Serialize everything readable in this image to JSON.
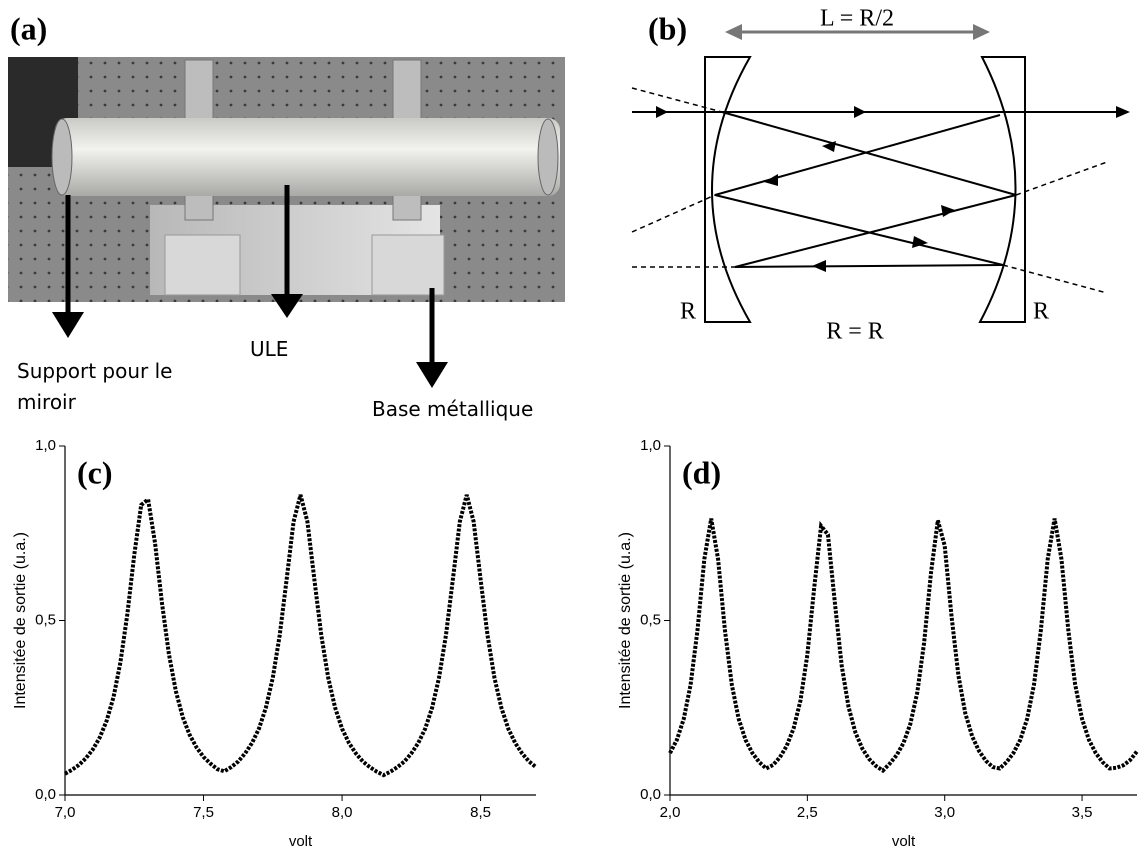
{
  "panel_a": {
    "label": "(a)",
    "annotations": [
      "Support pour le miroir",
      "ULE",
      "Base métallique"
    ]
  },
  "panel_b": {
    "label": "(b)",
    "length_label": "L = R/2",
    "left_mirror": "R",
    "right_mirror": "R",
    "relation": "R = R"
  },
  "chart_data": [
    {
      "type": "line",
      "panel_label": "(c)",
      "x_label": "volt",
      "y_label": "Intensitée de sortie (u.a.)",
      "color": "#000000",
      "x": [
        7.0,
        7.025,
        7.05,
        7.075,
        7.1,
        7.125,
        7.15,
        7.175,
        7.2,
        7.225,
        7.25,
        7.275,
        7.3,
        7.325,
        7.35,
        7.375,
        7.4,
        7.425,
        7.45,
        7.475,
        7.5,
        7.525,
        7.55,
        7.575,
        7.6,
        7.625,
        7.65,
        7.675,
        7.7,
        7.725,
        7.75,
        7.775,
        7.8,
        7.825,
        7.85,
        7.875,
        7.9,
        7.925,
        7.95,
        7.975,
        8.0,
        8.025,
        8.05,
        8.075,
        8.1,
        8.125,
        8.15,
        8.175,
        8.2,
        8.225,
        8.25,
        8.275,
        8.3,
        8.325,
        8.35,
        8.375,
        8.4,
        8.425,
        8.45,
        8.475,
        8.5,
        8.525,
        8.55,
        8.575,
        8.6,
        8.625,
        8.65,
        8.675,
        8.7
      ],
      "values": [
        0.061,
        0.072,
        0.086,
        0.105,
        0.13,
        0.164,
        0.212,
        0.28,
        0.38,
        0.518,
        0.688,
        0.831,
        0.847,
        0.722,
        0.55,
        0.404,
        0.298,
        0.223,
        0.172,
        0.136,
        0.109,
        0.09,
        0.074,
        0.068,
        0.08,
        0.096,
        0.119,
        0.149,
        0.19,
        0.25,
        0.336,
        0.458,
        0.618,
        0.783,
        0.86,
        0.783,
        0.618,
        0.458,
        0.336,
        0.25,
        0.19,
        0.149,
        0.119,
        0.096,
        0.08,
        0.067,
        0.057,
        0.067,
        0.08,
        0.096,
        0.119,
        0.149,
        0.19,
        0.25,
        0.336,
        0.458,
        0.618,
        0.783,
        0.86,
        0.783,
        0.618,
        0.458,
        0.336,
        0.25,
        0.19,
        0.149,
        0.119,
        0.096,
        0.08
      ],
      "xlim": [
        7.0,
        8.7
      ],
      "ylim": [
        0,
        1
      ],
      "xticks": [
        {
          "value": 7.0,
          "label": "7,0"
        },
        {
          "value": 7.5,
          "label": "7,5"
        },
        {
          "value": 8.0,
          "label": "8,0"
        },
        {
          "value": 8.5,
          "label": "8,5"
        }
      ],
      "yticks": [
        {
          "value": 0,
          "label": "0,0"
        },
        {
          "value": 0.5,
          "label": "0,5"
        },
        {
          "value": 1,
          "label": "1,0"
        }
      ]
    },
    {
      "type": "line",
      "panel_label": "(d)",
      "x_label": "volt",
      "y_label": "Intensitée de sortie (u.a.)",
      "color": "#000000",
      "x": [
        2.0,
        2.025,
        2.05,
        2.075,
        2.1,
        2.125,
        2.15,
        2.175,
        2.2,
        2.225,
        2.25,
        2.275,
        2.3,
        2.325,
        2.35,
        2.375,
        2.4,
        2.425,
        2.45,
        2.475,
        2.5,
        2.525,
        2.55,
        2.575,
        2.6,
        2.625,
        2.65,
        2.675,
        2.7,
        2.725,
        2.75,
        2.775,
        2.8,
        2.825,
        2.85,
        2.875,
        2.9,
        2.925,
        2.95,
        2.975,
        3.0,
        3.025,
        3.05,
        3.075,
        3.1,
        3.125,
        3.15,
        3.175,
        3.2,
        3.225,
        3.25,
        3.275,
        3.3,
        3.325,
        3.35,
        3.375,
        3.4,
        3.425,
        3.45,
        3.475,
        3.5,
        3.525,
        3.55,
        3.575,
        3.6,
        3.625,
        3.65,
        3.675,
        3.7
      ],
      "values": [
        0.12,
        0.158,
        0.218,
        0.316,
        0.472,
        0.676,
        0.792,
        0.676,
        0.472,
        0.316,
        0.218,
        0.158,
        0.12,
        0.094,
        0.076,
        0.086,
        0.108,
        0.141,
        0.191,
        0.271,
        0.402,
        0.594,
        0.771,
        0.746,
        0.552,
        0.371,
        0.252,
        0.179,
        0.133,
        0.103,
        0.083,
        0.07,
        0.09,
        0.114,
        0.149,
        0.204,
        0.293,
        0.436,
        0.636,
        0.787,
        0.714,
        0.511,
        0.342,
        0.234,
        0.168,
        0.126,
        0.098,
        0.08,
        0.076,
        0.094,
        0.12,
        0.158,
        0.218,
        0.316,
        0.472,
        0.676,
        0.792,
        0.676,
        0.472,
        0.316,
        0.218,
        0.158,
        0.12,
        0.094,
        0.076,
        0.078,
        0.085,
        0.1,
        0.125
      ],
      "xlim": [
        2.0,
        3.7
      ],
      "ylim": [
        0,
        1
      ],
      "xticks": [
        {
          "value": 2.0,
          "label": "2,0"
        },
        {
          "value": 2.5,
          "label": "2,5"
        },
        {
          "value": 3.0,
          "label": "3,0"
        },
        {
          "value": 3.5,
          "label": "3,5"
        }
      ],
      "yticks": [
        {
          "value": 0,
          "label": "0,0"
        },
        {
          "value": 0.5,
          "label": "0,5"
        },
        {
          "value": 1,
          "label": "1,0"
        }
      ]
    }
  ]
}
◆ ◆ ◆
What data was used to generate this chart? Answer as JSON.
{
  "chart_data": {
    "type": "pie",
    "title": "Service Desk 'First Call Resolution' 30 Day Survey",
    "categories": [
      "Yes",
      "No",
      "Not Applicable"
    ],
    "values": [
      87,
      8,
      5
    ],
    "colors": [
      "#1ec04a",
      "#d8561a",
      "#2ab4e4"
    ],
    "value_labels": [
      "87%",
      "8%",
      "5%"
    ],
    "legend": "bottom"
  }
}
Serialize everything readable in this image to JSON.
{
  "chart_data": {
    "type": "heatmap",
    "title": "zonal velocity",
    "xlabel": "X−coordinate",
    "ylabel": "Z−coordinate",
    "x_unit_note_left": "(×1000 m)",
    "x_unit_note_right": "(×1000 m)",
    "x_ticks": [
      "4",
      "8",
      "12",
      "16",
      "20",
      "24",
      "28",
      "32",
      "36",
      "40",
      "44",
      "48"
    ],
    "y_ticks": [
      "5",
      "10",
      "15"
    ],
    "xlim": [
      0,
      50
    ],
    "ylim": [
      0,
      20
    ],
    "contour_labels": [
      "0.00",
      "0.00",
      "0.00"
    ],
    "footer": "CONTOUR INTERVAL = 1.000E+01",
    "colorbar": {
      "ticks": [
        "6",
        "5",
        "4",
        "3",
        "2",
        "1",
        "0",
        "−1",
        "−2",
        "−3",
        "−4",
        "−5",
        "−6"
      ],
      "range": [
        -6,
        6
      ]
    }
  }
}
◆ ◆ ◆
WHAT TO DO ▸ Identify the lines in the entries above that contain "title", then copy them out.

EXERCISE RESULT ▸
    "title": "Service Desk 'First Call Resolution' 30 Day Survey",
    "title": "zonal velocity",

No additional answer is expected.